DATA TO PROCESS:
▬▬▬▬▬▬
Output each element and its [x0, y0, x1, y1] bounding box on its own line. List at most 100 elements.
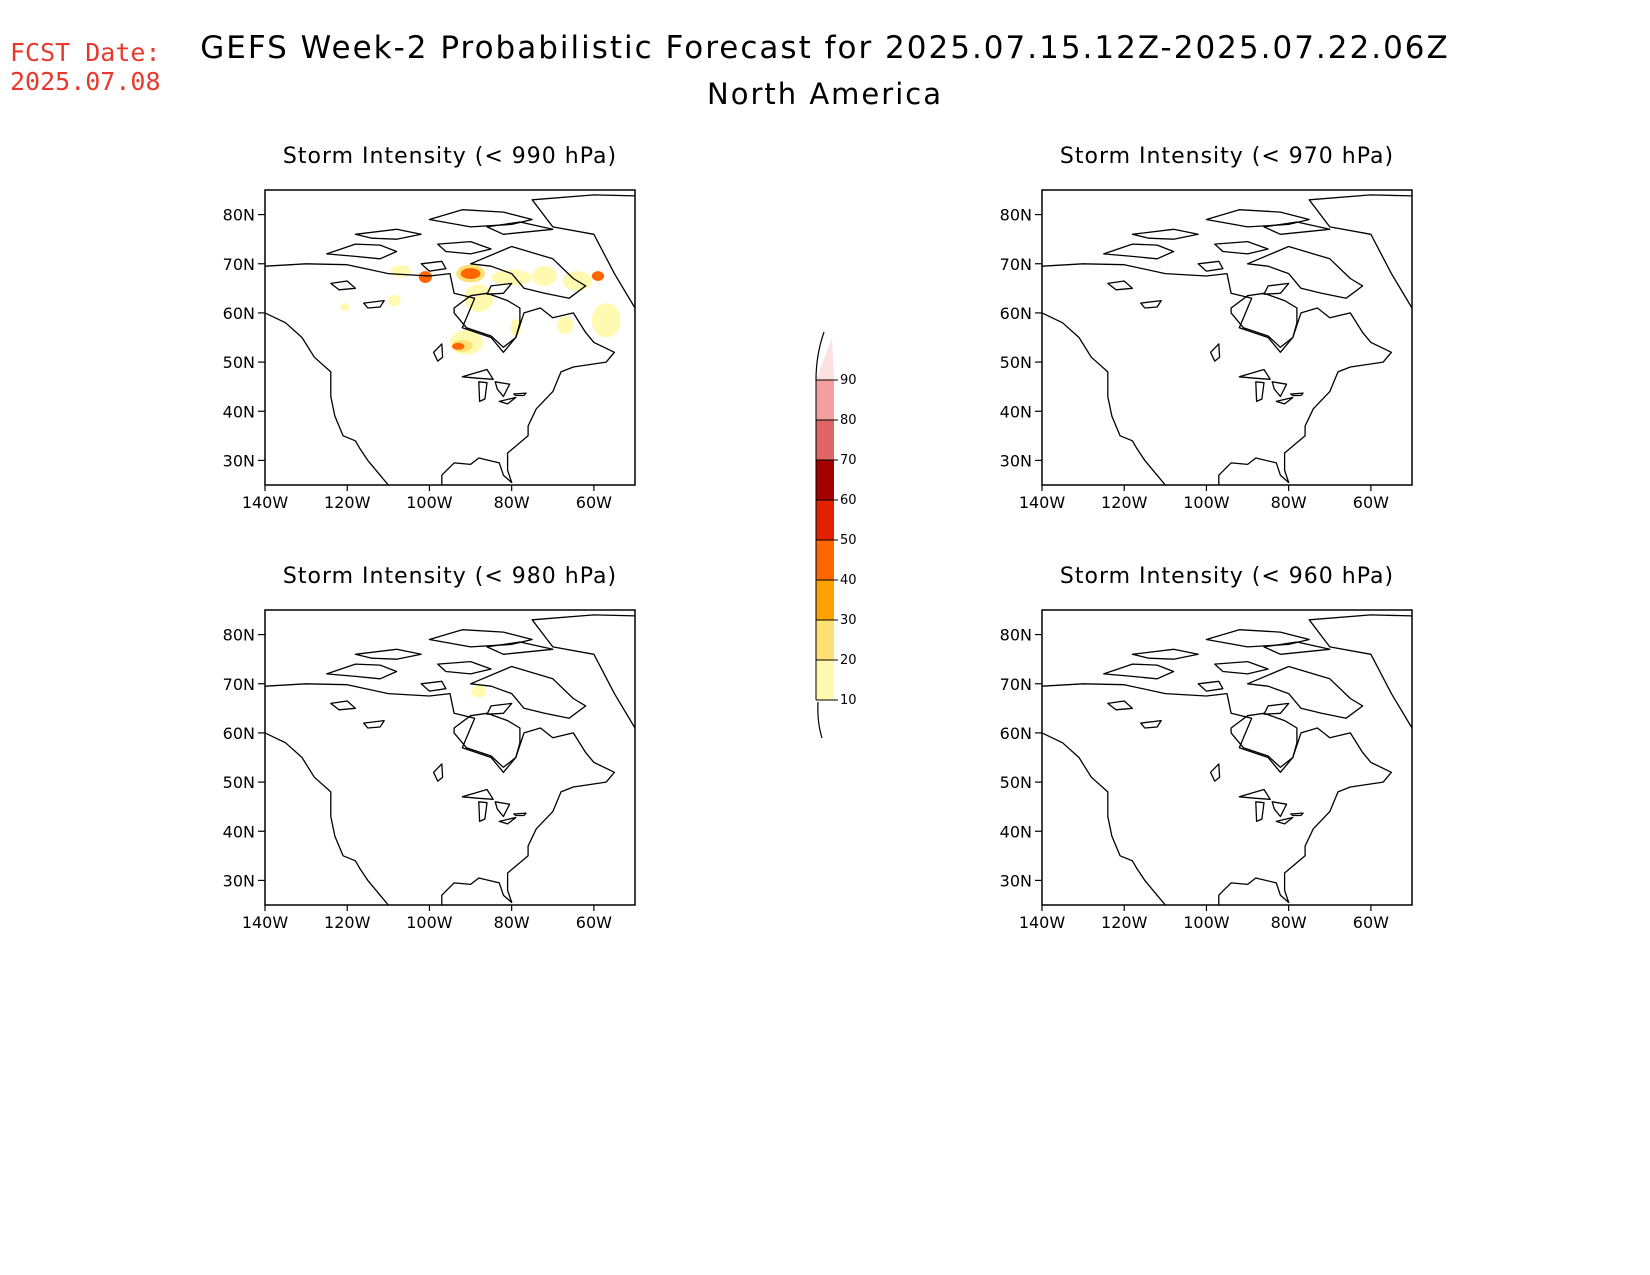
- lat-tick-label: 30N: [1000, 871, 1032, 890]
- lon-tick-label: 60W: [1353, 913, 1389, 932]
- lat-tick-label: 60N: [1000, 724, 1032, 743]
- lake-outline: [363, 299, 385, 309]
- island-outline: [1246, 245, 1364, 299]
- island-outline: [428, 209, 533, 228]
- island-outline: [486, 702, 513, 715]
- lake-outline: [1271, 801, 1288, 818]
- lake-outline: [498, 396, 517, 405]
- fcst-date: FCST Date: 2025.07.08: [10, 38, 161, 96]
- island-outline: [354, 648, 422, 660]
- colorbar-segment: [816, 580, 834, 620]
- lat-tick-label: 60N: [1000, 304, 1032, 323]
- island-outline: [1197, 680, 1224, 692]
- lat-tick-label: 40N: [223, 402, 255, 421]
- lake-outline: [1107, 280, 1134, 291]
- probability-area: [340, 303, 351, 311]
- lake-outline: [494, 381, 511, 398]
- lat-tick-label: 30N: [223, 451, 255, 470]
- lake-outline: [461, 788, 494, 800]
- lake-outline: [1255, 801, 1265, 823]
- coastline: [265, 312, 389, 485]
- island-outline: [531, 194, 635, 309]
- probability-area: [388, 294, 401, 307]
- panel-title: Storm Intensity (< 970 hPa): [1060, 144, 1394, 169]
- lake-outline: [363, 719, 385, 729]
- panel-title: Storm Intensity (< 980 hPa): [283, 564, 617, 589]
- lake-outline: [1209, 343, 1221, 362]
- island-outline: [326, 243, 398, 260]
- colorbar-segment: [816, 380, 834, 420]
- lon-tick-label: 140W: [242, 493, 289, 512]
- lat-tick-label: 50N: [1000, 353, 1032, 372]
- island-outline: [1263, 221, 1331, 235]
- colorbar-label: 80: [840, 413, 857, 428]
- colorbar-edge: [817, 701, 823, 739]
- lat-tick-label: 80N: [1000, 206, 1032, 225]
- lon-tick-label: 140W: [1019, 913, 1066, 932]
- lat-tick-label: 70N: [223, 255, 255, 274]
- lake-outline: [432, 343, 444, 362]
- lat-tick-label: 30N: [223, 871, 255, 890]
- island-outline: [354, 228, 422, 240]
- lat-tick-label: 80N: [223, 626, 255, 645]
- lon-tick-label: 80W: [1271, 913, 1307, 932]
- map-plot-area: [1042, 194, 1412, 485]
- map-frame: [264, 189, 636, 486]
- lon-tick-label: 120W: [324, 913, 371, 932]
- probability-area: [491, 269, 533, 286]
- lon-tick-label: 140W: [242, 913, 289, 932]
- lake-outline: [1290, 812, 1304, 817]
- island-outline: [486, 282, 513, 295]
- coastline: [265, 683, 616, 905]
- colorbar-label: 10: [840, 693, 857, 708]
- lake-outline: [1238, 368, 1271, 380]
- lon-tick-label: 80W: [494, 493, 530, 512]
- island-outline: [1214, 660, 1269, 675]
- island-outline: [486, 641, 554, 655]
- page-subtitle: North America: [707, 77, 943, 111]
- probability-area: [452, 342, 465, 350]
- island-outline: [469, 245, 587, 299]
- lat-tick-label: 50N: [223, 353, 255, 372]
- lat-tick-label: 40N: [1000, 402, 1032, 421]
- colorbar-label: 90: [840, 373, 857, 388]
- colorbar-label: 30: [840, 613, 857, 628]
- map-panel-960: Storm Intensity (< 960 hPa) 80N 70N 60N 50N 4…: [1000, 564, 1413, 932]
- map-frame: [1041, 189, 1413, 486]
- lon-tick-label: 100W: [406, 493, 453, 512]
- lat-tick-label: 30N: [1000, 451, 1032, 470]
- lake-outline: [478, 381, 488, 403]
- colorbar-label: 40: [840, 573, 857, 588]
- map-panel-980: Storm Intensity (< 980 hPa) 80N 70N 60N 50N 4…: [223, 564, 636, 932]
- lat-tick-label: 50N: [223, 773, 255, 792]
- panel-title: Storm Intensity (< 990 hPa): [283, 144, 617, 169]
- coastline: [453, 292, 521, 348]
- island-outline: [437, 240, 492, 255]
▬▬▬▬▬▬
Turn all the lines above into a JSON list of strings, one string per line, with blank lines and the picture left out.

SOLUTION TO THIS EXERCISE:
[
  "Output each element and its [x0, y0, x1, y1] bounding box on its own line. List at most 100 elements.",
  "- lat-tick-label: 30N: [1000, 871, 1032, 890]",
  "- lon-tick-label: 60W: [1353, 913, 1389, 932]",
  "- lat-tick-label: 60N: [1000, 724, 1032, 743]",
  "- lake-outline: [363, 299, 385, 309]",
  "- island-outline: [1246, 245, 1364, 299]",
  "- island-outline: [428, 209, 533, 228]",
  "- island-outline: [486, 702, 513, 715]",
  "- lake-outline: [1271, 801, 1288, 818]",
  "- lake-outline: [498, 396, 517, 405]",
  "- fcst-date: FCST Date: 2025.07.08: [10, 38, 161, 96]",
  "- island-outline: [354, 648, 422, 660]",
  "- colorbar-segment: [816, 580, 834, 620]",
  "- lat-tick-label: 60N: [1000, 304, 1032, 323]",
  "- island-outline: [1197, 680, 1224, 692]",
  "- lat-tick-label: 40N: [223, 402, 255, 421]",
  "- lake-outline: [1107, 280, 1134, 291]",
  "- probability-area: [340, 303, 351, 311]",
  "- lake-outline: [494, 381, 511, 398]",
  "- lat-tick-label: 30N: [223, 451, 255, 470]",
  "- lake-outline: [461, 788, 494, 800]",
  "- lake-outline: [1255, 801, 1265, 823]",
  "- coastline: [265, 312, 389, 485]",
  "- island-outline: [531, 194, 635, 309]",
  "- probability-area: [388, 294, 401, 307]",
  "- panel-title: Storm Intensity (< 970 hPa): [1060, 144, 1394, 169]",
  "- lake-outline: [363, 719, 385, 729]",
  "- panel-title: Storm Intensity (< 980 hPa): [283, 564, 617, 589]",
  "- lake-outline: [1209, 343, 1221, 362]",
  "- island-outline: [326, 243, 398, 260]",
  "- colorbar-segment: [816, 380, 834, 420]",
  "- lon-tick-label: 140W: [242, 493, 289, 512]",
  "- lat-tick-label: 50N: [1000, 353, 1032, 372]",
  "- island-outline: [1263, 221, 1331, 235]",
  "- colorbar-label: 80: [840, 413, 857, 428]",
  "- colorbar-edge: [817, 701, 823, 739]",
  "- lat-tick-label: 80N: [1000, 206, 1032, 225]",
  "- lon-tick-label: 140W: [1019, 913, 1066, 932]",
  "- lat-tick-label: 70N: [223, 255, 255, 274]",
  "- lake-outline: [432, 343, 444, 362]",
  "- lat-tick-label: 30N: [223, 871, 255, 890]",
  "- island-outline: [354, 228, 422, 240]",
  "- lat-tick-label: 80N: [223, 626, 255, 645]",
  "- lon-tick-label: 80W: [1271, 913, 1307, 932]",
  "- map-plot-area: [1042, 194, 1412, 485]",
  "- map-frame: [264, 189, 636, 486]",
  "- lon-tick-label: 120W: [324, 913, 371, 932]",
  "- probability-area: [491, 269, 533, 286]",
  "- lon-tick-label: 140W: [242, 913, 289, 932]",
  "- lake-outline: [1290, 812, 1304, 817]",
  "- island-outline: [486, 282, 513, 295]",
  "- coastline: [265, 683, 616, 905]",
  "- colorbar-label: 10: [840, 693, 857, 708]",
  "- lake-outline: [1238, 368, 1271, 380]",
  "- lon-tick-label: 80W: [494, 493, 530, 512]",
  "- island-outline: [1214, 660, 1269, 675]",
  "- island-outline: [486, 641, 554, 655]",
  "- page-subtitle: North America: [707, 77, 943, 111]",
  "- probability-area: [452, 342, 465, 350]",
  "- island-outline: [469, 245, 587, 299]",
  "- lat-tick-label: 50N: [223, 353, 255, 372]",
  "- lat-tick-label: 40N: [1000, 402, 1032, 421]",
  "- colorbar-label: 90: [840, 373, 857, 388]",
  "- colorbar-label: 30: [840, 613, 857, 628]",
  "- map-panel-960: Storm Intensity (< 960 hPa) 80N 70N 60N 50N 4…: [1000, 564, 1413, 932]",
  "- map-frame: [1041, 189, 1413, 486]",
  "- lon-tick-label: 100W: [406, 493, 453, 512]",
  "- lat-tick-label: 30N: [1000, 451, 1032, 470]",
  "- lake-outline: [478, 381, 488, 403]",
  "- colorbar-label: 40: [840, 573, 857, 588]",
  "- map-panel-980: Storm Intensity (< 980 hPa) 80N 70N 60N 50N 4…: [223, 564, 636, 932]",
  "- lat-tick-label: 50N: [223, 773, 255, 792]",
  "- panel-title: Storm Intensity (< 990 hPa): [283, 144, 617, 169]",
  "- coastline: [453, 292, 521, 348]",
  "- island-outline: [437, 240, 492, 255]"
]